DIRECTION - Will you transcribe all the entries word for word, skipping the pictures they hold?

[Start INPUT ROWS]

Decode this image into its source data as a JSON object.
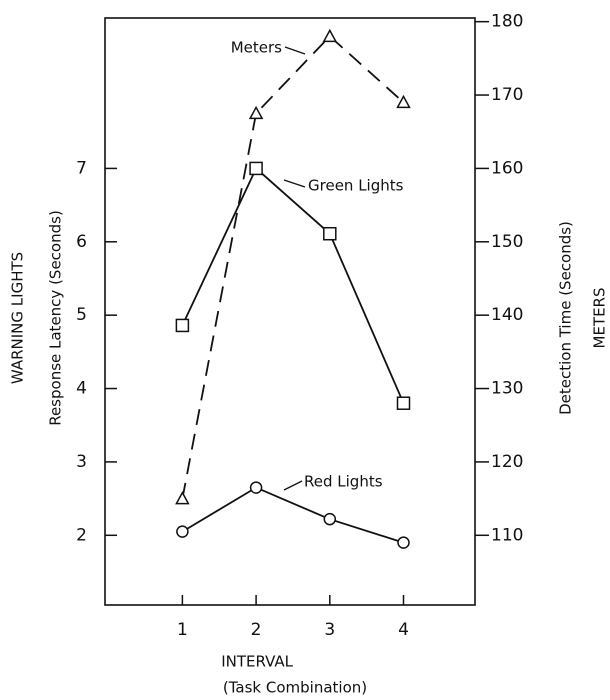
{
  "chart_data": {
    "type": "line",
    "xlabel": "INTERVAL",
    "xlabel2": "(Task Combination)",
    "ylabel": "WARNING LIGHTS",
    "ylabel2": "Response Latency (Seconds)",
    "y2label": "Detection Time (Seconds)",
    "y2label2": "METERS",
    "x": [
      1,
      2,
      3,
      4
    ],
    "xlim": [
      -0.05,
      4.97
    ],
    "xticks": [
      1,
      2,
      3,
      4
    ],
    "ylim": [
      1.05,
      9.05
    ],
    "yticks": [
      2,
      3,
      4,
      5,
      6,
      7
    ],
    "y2lim": [
      100.5,
      180.5
    ],
    "y2ticks": [
      110,
      120,
      130,
      140,
      150,
      160,
      170,
      180
    ],
    "grid": false,
    "series": [
      {
        "name": "Meters",
        "color": "#111111",
        "axis": "y2",
        "marker": "triangle",
        "dashed": true,
        "values": [
          115,
          167.5,
          178,
          169
        ]
      },
      {
        "name": "Green Lights",
        "color": "#111111",
        "marker": "square",
        "dashed": false,
        "values": [
          4.86,
          7.0,
          6.11,
          3.8
        ]
      },
      {
        "name": "Red Lights",
        "color": "#111111",
        "marker": "circle",
        "dashed": false,
        "values": [
          2.05,
          2.65,
          2.22,
          1.9
        ]
      }
    ]
  }
}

[End INPUT ROWS]

COMPLETED TASK -
Decode this image into its source data as a JSON object.
{
  "chart_data": {
    "type": "line",
    "xlabel": "INTERVAL",
    "xlabel2": "(Task Combination)",
    "ylabel": "WARNING LIGHTS",
    "ylabel2": "Response Latency (Seconds)",
    "y2label": "Detection Time (Seconds)",
    "y2label2": "METERS",
    "x": [
      1,
      2,
      3,
      4
    ],
    "xlim": [
      -0.05,
      4.97
    ],
    "xticks": [
      1,
      2,
      3,
      4
    ],
    "ylim": [
      1.05,
      9.05
    ],
    "yticks": [
      2,
      3,
      4,
      5,
      6,
      7
    ],
    "y2lim": [
      100.5,
      180.5
    ],
    "y2ticks": [
      110,
      120,
      130,
      140,
      150,
      160,
      170,
      180
    ],
    "grid": false,
    "series": [
      {
        "name": "Meters",
        "color": "#111111",
        "axis": "y2",
        "marker": "triangle",
        "dashed": true,
        "values": [
          115,
          167.5,
          178,
          169
        ]
      },
      {
        "name": "Green Lights",
        "color": "#111111",
        "marker": "square",
        "dashed": false,
        "values": [
          4.86,
          7.0,
          6.11,
          3.8
        ]
      },
      {
        "name": "Red Lights",
        "color": "#111111",
        "marker": "circle",
        "dashed": false,
        "values": [
          2.05,
          2.65,
          2.22,
          1.9
        ]
      }
    ]
  }
}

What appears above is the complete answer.